**Exercise:** Copy out the lines of the records between the lines holding "216, 938, 511]" and "81, 682, 110]", inclusive, swapping "Growth Hormone" for "Melatonin" and changing nothing else.

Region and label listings
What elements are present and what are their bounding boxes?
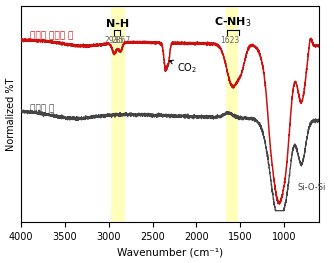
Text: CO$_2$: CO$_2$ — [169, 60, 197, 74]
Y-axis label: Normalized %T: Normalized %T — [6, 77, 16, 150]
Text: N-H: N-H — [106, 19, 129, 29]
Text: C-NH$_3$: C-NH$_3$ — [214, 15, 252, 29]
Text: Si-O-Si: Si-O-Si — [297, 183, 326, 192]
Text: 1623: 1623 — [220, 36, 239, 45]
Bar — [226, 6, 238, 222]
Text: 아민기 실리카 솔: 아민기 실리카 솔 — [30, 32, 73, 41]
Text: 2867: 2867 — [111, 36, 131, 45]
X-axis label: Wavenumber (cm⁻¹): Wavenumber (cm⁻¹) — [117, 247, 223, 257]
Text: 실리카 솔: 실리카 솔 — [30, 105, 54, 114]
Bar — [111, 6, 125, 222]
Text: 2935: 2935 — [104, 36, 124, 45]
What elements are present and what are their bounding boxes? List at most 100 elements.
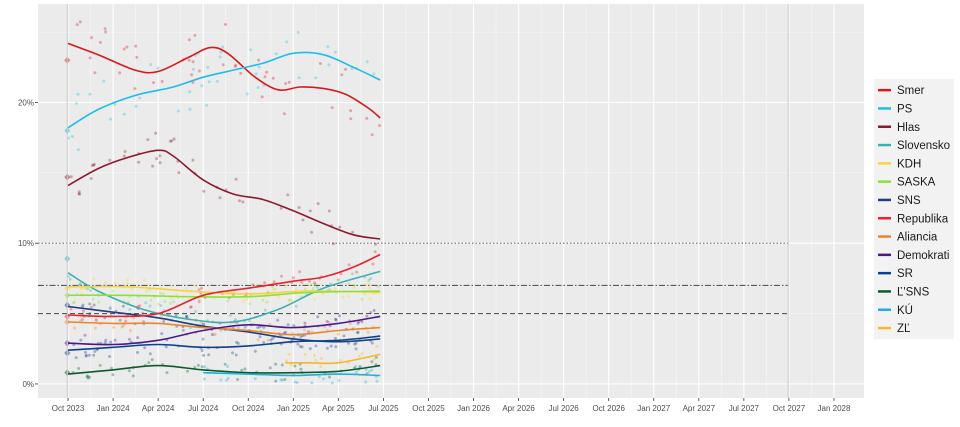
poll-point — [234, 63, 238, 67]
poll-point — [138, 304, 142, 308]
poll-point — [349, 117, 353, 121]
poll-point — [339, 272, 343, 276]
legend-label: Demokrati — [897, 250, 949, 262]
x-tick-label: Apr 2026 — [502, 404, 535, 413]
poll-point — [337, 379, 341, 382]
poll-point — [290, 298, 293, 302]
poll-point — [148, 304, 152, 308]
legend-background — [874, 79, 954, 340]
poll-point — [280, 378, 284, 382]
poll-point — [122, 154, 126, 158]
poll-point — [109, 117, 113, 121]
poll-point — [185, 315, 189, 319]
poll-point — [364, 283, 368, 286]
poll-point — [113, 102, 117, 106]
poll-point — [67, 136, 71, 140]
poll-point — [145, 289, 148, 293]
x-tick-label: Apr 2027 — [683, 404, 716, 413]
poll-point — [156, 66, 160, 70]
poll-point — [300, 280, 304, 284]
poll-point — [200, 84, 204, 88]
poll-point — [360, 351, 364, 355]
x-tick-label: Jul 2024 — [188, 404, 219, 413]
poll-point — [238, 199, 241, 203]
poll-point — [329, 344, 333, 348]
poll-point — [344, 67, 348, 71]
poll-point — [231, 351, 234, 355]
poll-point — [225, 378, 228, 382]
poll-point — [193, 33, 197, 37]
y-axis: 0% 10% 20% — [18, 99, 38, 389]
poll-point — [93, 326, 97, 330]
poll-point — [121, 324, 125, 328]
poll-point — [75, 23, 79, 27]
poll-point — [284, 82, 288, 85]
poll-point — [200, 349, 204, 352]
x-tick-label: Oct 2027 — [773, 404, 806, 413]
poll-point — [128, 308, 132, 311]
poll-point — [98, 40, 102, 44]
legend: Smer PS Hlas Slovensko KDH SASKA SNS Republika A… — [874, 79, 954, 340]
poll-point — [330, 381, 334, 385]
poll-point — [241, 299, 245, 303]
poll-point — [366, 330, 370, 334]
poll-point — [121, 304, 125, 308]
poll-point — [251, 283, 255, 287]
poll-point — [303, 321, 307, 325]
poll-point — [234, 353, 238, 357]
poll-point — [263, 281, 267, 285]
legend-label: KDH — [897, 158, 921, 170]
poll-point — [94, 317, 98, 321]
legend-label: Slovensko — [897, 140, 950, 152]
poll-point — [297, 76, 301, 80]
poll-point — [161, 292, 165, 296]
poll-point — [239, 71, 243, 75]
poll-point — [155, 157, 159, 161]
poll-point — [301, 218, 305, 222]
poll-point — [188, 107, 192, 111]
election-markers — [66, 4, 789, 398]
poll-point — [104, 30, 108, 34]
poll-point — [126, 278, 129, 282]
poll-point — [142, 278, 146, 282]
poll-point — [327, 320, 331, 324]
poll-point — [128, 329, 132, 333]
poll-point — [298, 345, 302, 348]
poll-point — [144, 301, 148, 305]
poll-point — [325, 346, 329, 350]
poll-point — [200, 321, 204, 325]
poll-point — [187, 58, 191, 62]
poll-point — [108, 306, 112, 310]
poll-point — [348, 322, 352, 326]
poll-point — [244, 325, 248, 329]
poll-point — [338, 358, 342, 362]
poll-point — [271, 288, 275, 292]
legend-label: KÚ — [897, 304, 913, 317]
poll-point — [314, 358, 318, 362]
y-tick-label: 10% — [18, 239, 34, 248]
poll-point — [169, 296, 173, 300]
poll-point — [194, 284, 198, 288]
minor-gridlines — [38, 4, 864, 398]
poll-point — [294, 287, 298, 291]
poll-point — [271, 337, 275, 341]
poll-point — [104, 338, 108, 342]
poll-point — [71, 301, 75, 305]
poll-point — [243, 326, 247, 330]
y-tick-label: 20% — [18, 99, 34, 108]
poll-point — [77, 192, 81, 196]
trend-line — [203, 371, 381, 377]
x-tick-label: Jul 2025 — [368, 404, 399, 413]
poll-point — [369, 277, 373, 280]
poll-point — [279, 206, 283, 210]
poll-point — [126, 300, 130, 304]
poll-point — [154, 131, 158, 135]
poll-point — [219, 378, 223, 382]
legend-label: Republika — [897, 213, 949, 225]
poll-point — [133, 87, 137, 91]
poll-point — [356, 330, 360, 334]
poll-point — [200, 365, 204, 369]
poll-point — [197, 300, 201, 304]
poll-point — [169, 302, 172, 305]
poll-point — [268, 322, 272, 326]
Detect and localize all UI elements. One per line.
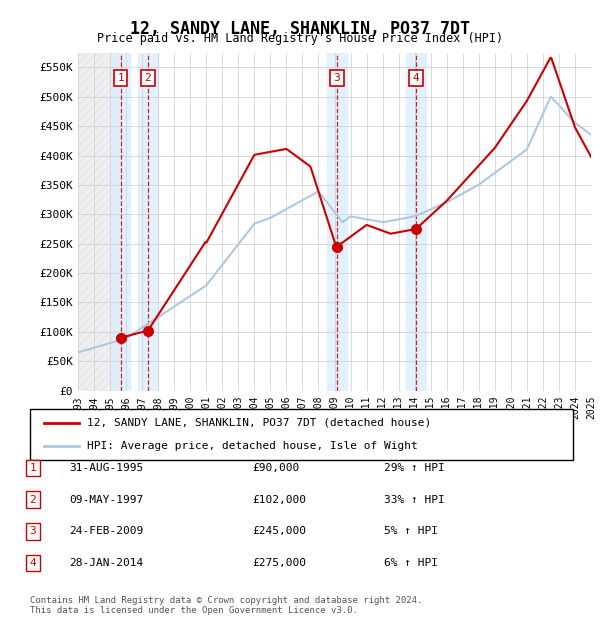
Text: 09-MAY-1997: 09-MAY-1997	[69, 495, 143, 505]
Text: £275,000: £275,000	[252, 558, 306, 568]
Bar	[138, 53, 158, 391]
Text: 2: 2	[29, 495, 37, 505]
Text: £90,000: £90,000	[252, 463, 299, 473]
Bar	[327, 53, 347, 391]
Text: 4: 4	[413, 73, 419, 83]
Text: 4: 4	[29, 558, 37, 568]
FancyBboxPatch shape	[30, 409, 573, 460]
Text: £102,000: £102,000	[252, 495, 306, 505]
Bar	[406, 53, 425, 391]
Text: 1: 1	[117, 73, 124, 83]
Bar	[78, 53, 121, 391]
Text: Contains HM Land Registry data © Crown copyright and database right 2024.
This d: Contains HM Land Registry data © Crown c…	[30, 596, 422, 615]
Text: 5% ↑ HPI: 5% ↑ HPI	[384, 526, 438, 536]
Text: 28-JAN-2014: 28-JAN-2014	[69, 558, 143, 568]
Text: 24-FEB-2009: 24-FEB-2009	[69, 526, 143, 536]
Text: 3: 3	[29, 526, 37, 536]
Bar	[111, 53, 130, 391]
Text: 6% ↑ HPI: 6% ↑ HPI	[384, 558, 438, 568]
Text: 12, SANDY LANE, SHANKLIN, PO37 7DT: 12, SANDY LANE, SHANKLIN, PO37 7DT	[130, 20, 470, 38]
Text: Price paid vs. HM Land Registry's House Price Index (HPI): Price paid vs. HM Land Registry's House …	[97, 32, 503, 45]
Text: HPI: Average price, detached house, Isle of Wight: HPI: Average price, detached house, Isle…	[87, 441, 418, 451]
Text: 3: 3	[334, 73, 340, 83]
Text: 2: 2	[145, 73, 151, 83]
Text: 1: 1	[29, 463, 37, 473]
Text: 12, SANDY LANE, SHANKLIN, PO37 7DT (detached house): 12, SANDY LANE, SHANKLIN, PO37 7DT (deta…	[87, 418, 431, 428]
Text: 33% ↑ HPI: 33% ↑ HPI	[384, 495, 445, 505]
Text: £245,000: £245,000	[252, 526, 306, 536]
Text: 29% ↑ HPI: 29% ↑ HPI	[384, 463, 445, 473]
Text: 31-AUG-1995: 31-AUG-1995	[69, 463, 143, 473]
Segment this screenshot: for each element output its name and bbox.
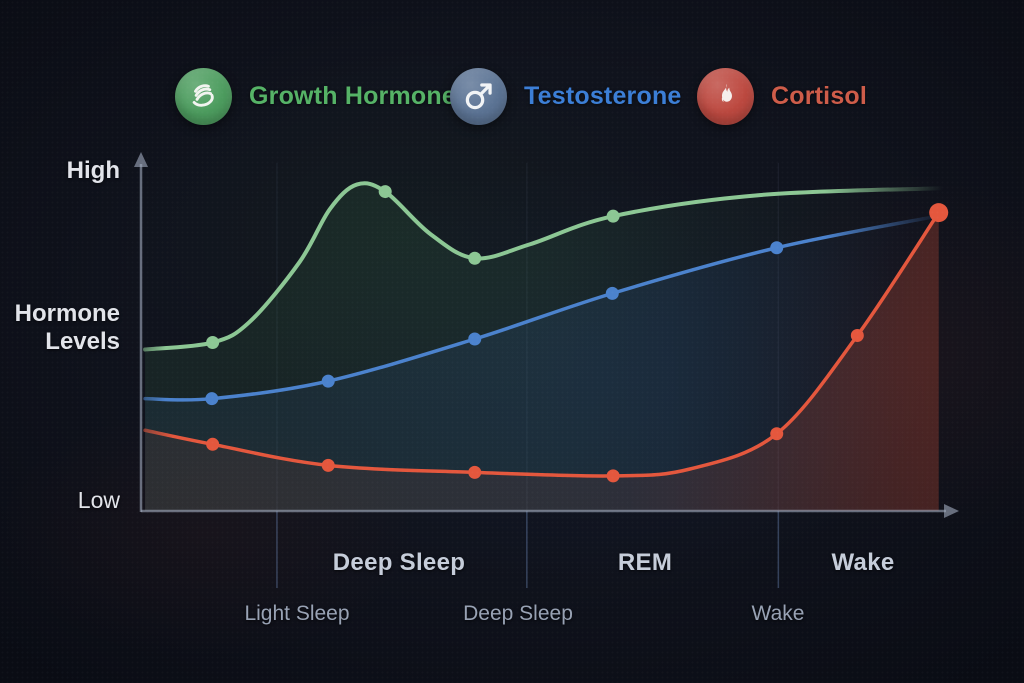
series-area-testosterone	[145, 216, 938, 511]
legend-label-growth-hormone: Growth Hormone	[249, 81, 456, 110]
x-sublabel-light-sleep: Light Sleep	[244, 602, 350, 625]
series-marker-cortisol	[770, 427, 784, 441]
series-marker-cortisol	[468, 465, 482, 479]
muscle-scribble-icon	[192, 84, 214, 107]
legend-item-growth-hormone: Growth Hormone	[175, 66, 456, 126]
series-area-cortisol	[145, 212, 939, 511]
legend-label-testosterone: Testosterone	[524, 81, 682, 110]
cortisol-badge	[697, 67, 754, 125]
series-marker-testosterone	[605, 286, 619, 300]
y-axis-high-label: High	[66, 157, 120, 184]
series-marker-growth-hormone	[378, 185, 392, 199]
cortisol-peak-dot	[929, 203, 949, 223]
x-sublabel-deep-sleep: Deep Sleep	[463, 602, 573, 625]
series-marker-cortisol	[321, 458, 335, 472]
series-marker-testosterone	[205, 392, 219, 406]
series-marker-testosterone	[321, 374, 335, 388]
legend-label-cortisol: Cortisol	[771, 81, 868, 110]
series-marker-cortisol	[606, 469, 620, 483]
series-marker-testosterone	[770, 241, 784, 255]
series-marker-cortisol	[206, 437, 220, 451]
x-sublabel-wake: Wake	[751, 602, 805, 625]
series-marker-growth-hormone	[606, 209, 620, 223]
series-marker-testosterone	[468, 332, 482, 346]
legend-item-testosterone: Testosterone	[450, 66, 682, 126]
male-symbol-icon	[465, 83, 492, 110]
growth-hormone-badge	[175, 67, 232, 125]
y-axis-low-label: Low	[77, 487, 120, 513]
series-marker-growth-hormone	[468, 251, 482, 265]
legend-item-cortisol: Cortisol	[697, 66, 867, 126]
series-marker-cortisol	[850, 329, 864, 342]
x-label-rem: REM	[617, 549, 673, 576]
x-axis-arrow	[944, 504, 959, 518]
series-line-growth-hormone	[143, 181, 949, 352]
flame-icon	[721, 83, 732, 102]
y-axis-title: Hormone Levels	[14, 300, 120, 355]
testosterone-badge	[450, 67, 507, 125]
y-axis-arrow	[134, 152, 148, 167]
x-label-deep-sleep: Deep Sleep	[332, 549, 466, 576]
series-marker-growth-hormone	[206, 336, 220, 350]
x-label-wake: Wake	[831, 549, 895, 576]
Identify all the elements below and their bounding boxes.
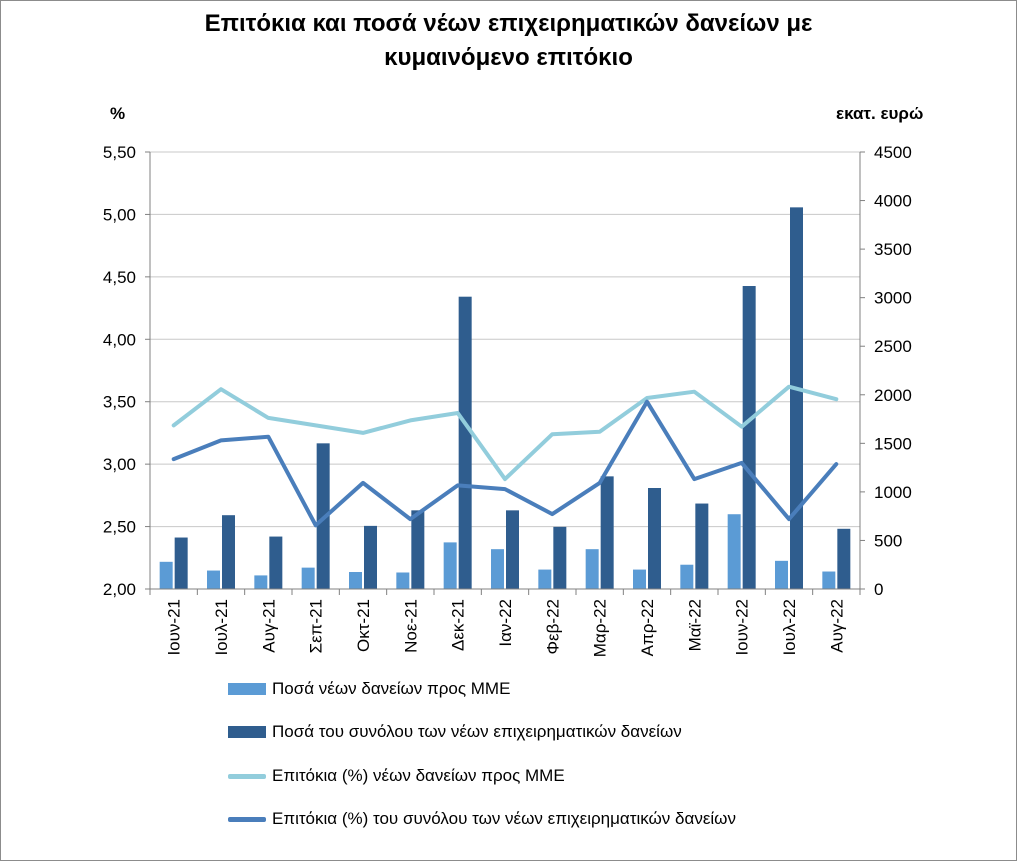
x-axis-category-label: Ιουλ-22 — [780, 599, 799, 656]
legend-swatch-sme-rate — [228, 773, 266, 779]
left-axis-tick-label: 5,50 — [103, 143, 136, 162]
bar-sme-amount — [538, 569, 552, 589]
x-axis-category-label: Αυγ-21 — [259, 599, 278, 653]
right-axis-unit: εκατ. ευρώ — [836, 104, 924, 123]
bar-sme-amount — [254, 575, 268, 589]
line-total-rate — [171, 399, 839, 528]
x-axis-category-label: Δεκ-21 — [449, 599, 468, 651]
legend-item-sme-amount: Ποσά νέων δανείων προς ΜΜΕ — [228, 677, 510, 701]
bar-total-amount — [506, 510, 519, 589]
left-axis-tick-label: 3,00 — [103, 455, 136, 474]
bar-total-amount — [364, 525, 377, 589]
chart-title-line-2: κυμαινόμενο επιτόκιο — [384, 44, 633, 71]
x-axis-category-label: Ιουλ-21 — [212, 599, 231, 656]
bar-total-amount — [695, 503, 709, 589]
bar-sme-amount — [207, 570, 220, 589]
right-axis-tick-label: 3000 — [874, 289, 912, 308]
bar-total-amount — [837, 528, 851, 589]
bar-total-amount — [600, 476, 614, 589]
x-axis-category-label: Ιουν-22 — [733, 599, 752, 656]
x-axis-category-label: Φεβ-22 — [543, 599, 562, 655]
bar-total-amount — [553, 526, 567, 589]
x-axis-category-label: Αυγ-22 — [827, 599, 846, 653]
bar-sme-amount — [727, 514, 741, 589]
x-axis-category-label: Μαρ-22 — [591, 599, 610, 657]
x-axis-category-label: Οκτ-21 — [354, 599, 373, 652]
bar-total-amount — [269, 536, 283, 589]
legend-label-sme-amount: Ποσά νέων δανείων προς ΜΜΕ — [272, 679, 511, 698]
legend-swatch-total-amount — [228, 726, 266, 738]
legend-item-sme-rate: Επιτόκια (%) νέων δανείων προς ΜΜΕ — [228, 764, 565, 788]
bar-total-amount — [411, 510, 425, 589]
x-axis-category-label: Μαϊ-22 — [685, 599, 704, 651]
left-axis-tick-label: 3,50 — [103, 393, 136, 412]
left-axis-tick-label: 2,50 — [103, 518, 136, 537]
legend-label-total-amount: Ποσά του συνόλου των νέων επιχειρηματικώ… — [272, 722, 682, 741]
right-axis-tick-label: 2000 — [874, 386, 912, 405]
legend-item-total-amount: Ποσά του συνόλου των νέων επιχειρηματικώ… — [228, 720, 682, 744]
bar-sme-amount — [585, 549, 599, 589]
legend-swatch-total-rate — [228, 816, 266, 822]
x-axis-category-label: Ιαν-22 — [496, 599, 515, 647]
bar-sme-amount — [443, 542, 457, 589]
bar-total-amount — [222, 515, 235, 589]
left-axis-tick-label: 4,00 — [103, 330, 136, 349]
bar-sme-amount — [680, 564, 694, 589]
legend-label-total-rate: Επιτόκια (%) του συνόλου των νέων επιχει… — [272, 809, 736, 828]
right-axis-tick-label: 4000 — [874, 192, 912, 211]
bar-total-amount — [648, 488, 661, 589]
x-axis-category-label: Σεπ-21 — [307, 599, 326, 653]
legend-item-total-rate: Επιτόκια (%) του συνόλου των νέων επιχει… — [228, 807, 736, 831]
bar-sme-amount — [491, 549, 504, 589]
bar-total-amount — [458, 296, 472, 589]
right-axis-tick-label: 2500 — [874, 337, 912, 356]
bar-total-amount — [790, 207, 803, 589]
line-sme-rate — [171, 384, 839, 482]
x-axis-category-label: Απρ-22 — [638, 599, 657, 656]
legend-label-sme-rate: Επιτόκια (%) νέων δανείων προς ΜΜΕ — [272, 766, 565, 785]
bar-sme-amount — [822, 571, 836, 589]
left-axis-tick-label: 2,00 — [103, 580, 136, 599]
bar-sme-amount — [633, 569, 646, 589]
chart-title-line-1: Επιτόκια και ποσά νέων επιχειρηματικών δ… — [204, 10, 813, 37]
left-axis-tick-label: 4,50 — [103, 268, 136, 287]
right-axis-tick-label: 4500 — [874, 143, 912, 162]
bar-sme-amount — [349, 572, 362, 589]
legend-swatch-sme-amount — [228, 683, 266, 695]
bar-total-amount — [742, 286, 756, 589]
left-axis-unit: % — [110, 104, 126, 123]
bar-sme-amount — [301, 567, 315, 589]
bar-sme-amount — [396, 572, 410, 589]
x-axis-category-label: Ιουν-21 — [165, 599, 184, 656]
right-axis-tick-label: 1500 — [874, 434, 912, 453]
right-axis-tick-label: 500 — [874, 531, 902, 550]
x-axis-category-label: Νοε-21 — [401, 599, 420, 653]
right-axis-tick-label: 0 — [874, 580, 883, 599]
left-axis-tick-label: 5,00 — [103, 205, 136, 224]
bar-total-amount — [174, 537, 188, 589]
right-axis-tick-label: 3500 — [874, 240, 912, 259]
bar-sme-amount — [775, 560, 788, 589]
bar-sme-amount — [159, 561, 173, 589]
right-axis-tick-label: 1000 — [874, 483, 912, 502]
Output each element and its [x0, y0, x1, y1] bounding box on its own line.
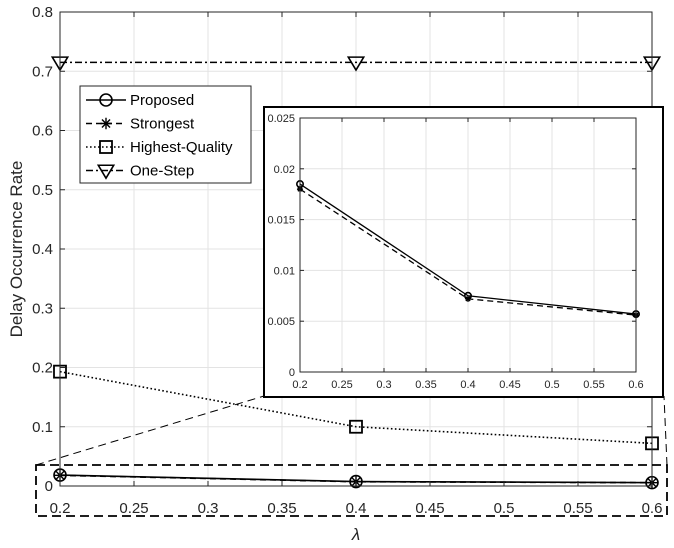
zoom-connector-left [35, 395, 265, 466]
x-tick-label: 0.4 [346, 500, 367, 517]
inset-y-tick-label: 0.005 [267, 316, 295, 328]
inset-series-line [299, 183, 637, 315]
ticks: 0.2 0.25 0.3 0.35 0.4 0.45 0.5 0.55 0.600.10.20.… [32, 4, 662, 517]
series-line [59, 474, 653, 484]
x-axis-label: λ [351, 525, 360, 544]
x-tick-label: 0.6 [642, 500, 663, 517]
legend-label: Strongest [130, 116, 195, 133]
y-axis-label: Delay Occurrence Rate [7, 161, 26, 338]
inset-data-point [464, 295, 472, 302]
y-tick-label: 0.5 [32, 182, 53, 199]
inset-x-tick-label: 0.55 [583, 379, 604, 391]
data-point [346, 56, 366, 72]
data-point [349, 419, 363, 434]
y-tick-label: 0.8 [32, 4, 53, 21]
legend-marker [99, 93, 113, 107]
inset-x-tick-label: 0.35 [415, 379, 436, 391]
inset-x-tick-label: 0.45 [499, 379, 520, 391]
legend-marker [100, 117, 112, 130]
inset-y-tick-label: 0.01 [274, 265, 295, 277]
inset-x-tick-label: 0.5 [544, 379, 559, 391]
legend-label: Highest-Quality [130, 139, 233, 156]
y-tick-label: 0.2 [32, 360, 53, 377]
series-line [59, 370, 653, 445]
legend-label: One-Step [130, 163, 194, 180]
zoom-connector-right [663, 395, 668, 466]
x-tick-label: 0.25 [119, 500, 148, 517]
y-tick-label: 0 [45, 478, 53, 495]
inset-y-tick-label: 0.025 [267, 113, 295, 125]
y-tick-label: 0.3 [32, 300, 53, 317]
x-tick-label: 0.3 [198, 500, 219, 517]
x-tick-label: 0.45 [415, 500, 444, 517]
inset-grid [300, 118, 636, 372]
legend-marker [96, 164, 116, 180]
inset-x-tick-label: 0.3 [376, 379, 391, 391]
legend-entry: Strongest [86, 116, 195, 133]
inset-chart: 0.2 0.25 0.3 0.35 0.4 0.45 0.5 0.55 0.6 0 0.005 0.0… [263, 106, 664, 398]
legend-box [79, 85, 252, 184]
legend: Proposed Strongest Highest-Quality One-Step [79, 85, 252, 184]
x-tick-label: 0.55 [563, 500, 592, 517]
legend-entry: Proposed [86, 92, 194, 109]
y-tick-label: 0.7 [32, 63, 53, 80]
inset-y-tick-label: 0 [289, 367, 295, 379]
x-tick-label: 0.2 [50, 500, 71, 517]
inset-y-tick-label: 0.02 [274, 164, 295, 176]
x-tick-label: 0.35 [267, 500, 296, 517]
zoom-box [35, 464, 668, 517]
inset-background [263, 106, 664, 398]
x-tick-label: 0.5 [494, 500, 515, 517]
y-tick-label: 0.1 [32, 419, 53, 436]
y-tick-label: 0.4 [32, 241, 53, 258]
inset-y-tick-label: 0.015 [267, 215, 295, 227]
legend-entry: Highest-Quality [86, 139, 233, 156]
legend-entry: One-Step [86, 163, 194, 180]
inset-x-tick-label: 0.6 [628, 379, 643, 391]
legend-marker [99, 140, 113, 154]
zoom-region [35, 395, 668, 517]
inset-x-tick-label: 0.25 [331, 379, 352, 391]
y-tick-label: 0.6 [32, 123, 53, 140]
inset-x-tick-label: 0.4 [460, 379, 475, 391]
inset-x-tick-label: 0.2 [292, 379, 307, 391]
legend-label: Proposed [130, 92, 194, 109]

**Output of the exercise:**
series-area-testosterone	[145, 216, 938, 511]
legend-label-growth-hormone: Melatonin	[249, 81, 456, 110]
x-sublabel-light-sleep: Light Sleep	[244, 602, 350, 625]
series-marker-cortisol	[770, 427, 784, 441]
series-marker-cortisol	[468, 465, 482, 479]
muscle-scribble-icon	[192, 84, 214, 107]
legend-item-growth-hormone: Melatonin	[175, 66, 456, 126]
series-area-cortisol	[145, 212, 939, 511]
legend-label-testosterone: Testosterone	[524, 81, 682, 110]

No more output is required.